WHAT TO DO
From the listing below, pull out the lines that hold "about".

INFORMATION PROVIDED
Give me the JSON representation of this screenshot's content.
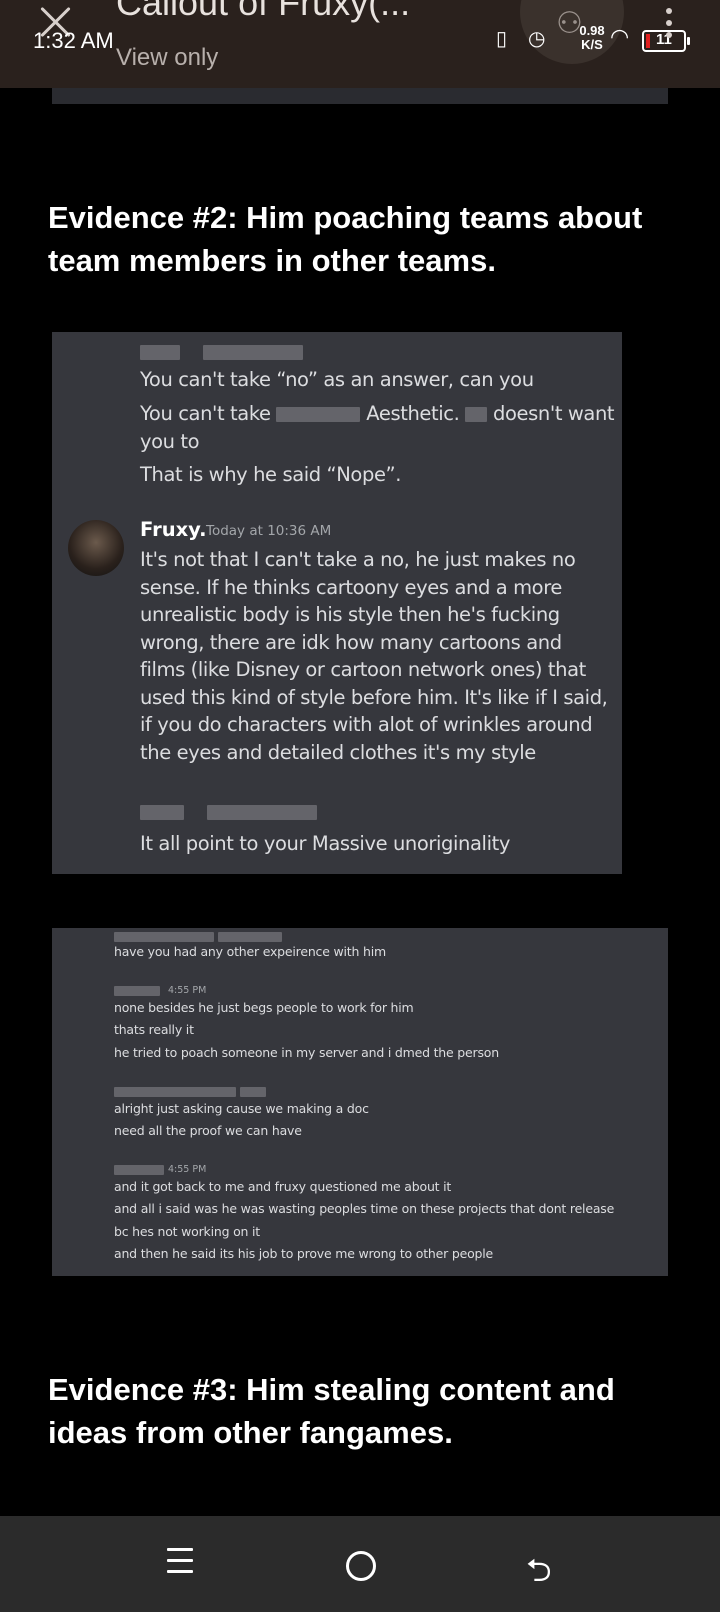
{
  "header": {
    "title": "Callout of Fruxy(...",
    "subtitle": "View only",
    "time": "1:32 AM",
    "net_speed": "0.98",
    "net_unit": "K/S",
    "battery": "11"
  },
  "sections": {
    "evidence2": "Evidence #2: Him poaching teams about team members in other teams.",
    "evidence3": "Evidence #3: Him stealing content and ideas from other fangames."
  },
  "screenshot1": {
    "line1": "You can't take “no” as an answer, can you",
    "line2a": "You can't take",
    "line2b": "Aesthetic.",
    "line2c": "doesn't want",
    "line3": "you to",
    "line4": "That is why he said “Nope”.",
    "author": "Fruxy.",
    "timestamp": "Today at 10:36 AM",
    "message": "It's not that I can't take a no, he just makes no sense. If he thinks cartoony eyes and a more unrealistic body is his style then he's fucking wrong, there are idk how many cartoons and films (like Disney or cartoon network ones) that used this kind of style before him. It's like if I said, if you do characters with alot of wrinkles around the eyes and detailed clothes it's my style",
    "reply": "It all point to your Massive unoriginality"
  },
  "screenshot2": {
    "l1": "have you had any other expeirence with him",
    "stamp1": "4:55 PM",
    "l2": "none besides he just begs people to work for him",
    "l3": "thats really it",
    "l4": "he tried to poach someone in my server and i dmed the person",
    "l5": "alright just asking cause we making a doc",
    "l6": "need all the proof we can have",
    "stamp2": "4:55 PM",
    "l7": "and it got back to me and fruxy questioned me about it",
    "l8": "and all i said was he was wasting peoples time on these projects that dont release",
    "l9": "bc hes not working on it",
    "l10": "and then he said its his job to prove me wrong to other people"
  },
  "icons": [
    "close-icon",
    "add-person-icon",
    "vibrate-icon",
    "alarm-icon",
    "wifi-icon",
    "battery-icon",
    "more-icon",
    "menu-icon",
    "home-icon",
    "back-icon"
  ]
}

SOLUTION TO THE PROBLEM
    "evidence2": "Evidence #2: Him poaching teams about team members in other teams.",
    "l7": "and it got back to me and fruxy questioned me about it",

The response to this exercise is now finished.